**REQUIREMENT**
Looking through the listing, how many of its lines hold the word "JSON"? Answer with only the number.

**MATERIAL PROVIDED**
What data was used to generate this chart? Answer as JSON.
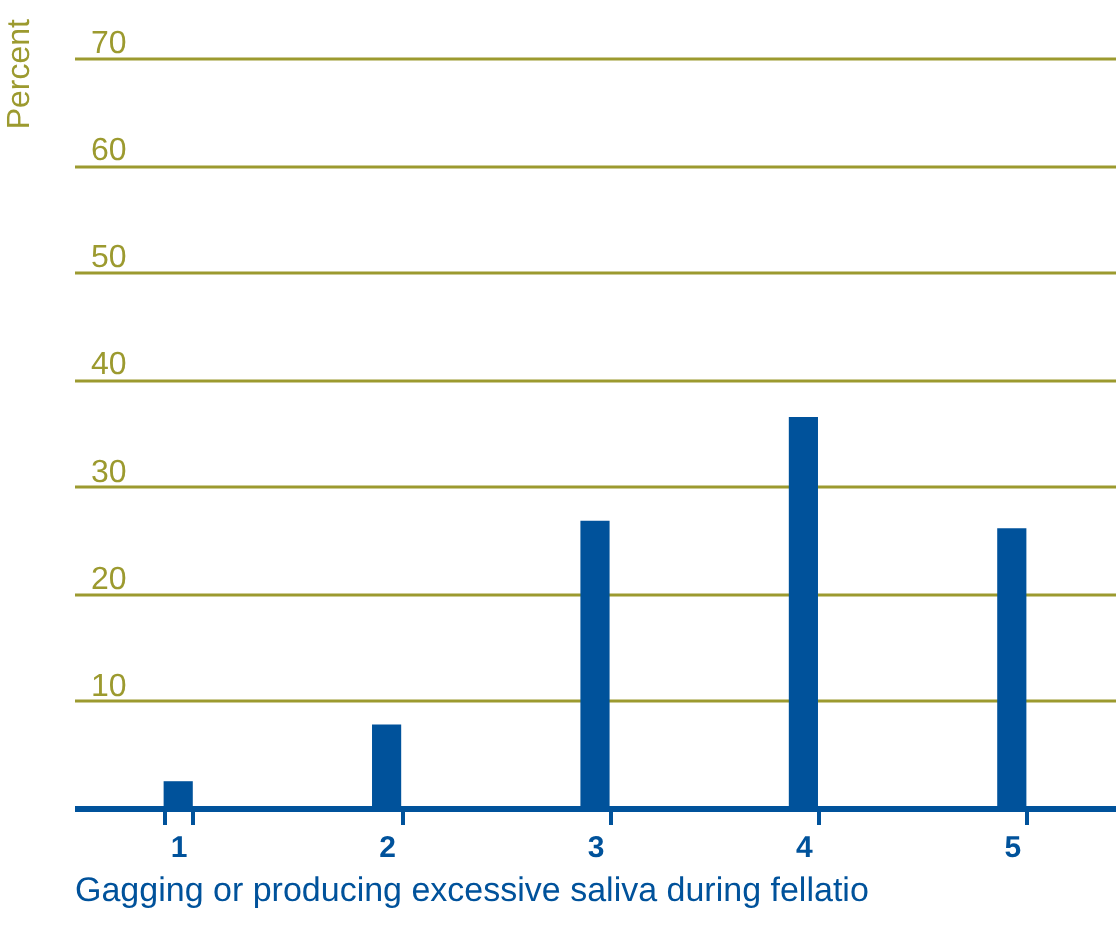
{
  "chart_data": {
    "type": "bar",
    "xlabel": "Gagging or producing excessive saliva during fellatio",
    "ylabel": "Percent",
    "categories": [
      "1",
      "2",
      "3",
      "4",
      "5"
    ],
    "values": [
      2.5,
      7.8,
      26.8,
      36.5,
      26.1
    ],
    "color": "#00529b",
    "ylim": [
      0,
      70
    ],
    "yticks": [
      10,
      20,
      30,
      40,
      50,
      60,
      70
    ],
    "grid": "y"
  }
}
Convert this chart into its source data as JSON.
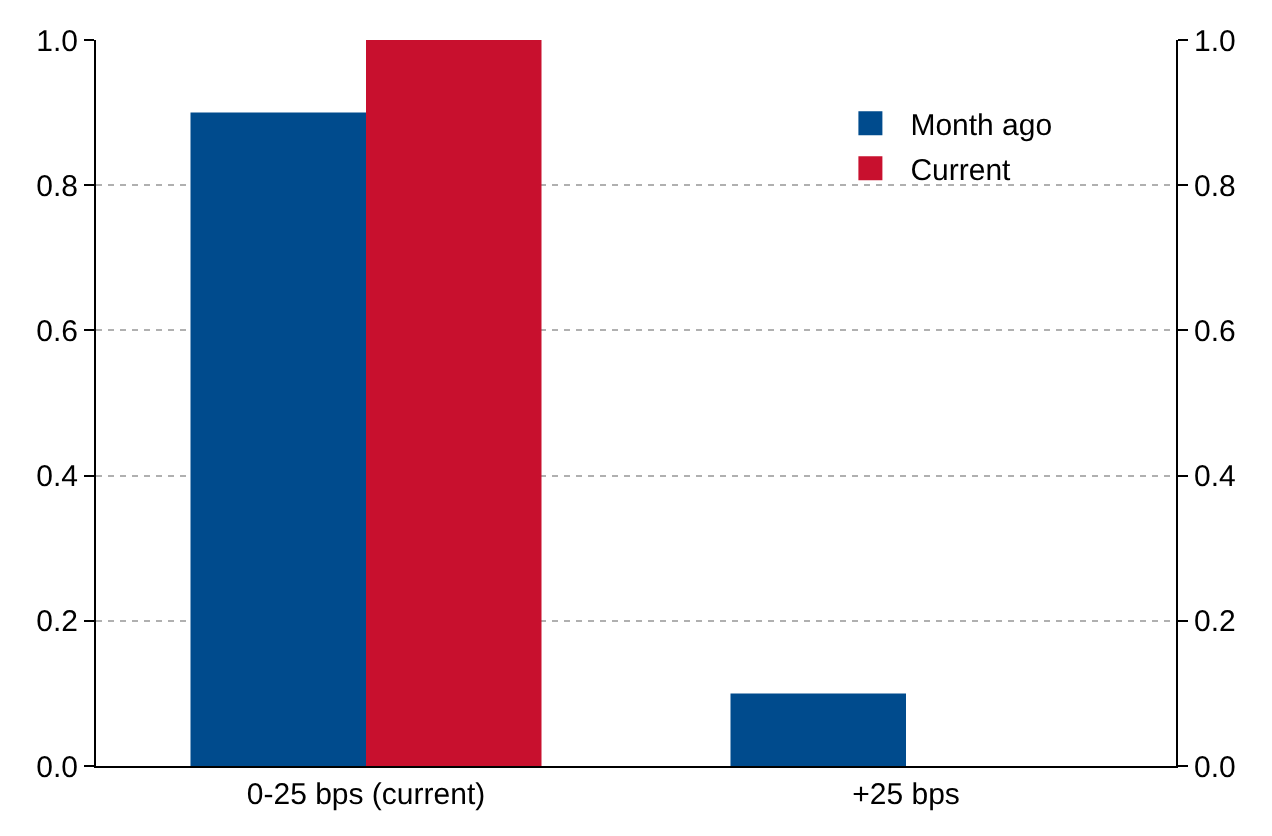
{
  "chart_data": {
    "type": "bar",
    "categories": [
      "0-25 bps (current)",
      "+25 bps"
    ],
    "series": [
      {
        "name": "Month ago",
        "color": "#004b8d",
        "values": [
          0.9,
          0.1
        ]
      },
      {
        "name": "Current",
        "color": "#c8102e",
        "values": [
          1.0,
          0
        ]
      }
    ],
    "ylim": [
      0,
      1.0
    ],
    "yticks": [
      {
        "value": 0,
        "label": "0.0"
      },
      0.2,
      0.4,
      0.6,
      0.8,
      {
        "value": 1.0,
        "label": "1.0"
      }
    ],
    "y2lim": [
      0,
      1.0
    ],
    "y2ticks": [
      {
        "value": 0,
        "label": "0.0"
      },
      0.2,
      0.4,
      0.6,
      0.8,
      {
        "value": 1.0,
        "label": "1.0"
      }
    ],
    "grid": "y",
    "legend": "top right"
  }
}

**WRITTEN ANSWER**
2